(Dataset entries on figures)
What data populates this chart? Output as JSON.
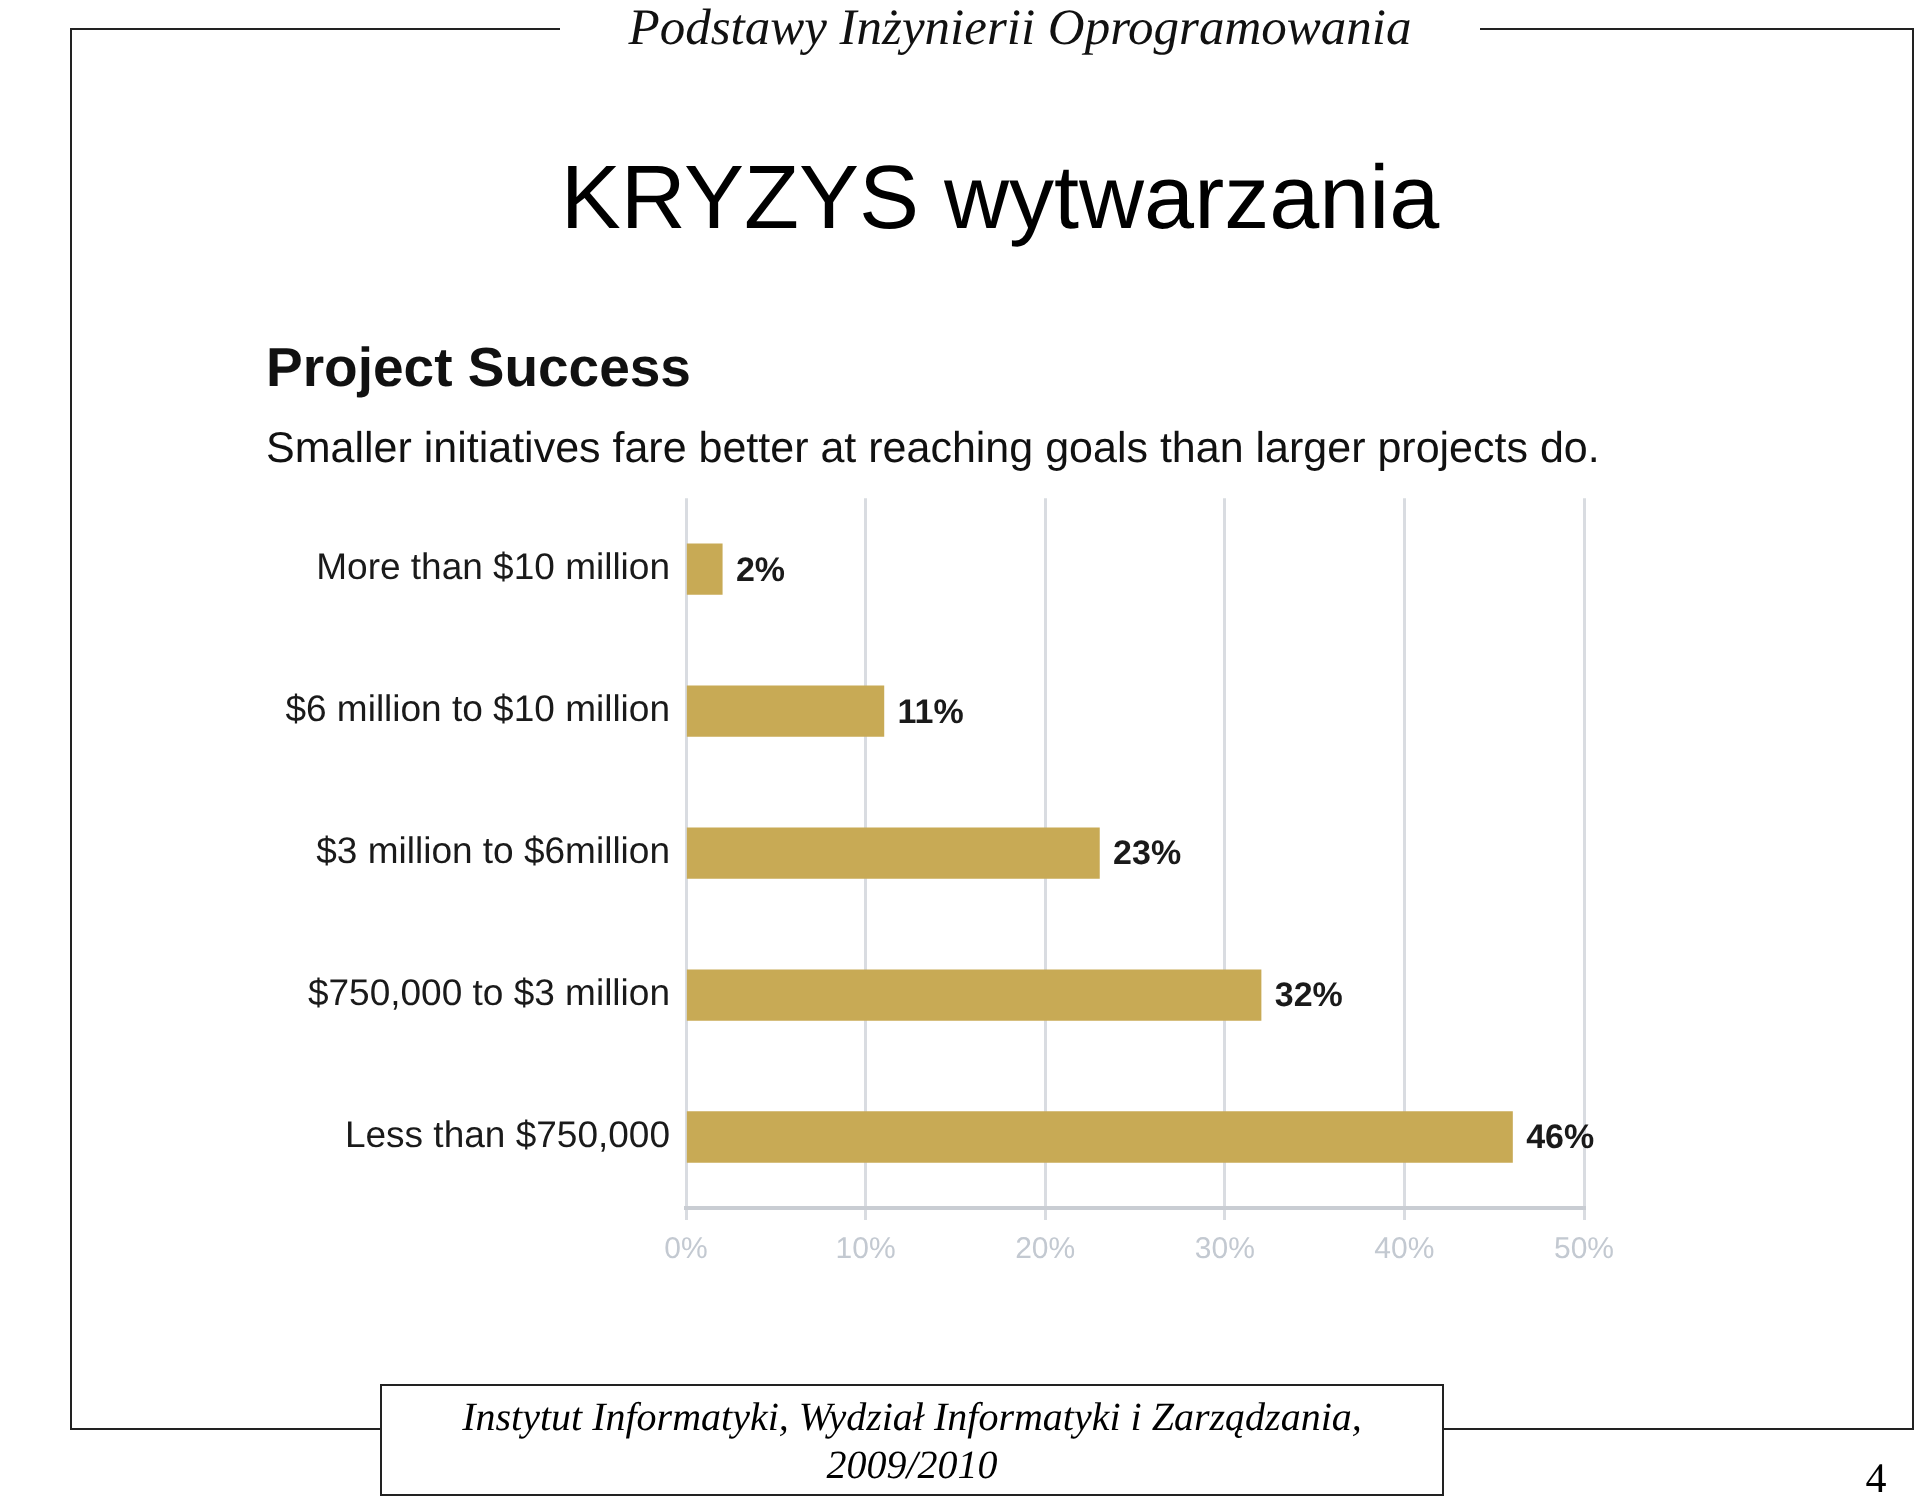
{
  "chart_data": {
    "type": "bar",
    "orientation": "horizontal",
    "title": "Project Success",
    "subtitle": "Smaller initiatives fare better at reaching goals than larger projects do.",
    "categories": [
      "More than $10 million",
      "$6 million to $10 million",
      "$3 million to $6million",
      "$750,000 to $3 million",
      "Less than $750,000"
    ],
    "values": [
      2,
      11,
      23,
      32,
      46
    ],
    "value_labels": [
      "2%",
      "11%",
      "23%",
      "32%",
      "46%"
    ],
    "color": "#c8aa55",
    "xlim": [
      0,
      50
    ],
    "xticks": [
      {
        "value": 0,
        "label": "0%"
      },
      {
        "value": 10,
        "label": "10%"
      },
      {
        "value": 20,
        "label": "20%"
      },
      {
        "value": 30,
        "label": "30%"
      },
      {
        "value": 40,
        "label": "40%"
      },
      {
        "value": 50,
        "label": "50%"
      }
    ],
    "grid": "x",
    "annotations": [
      "Podstawy Inżynierii Oprogramowania",
      "KRYZYS wytwarzania",
      "Instytut Informatyki, Wydział Informatyki i Zarządzania, 2009/2010",
      "4"
    ]
  }
}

» WHAT TO PRODUCE
Pick out the lines above that hold the string "than" and show them.

» ANSWER TO THE PROBLEM
    "subtitle": "Smaller initiatives fare better at reaching goals than larger projects do.",
      "More than $10 million",
      "Less than $750,000"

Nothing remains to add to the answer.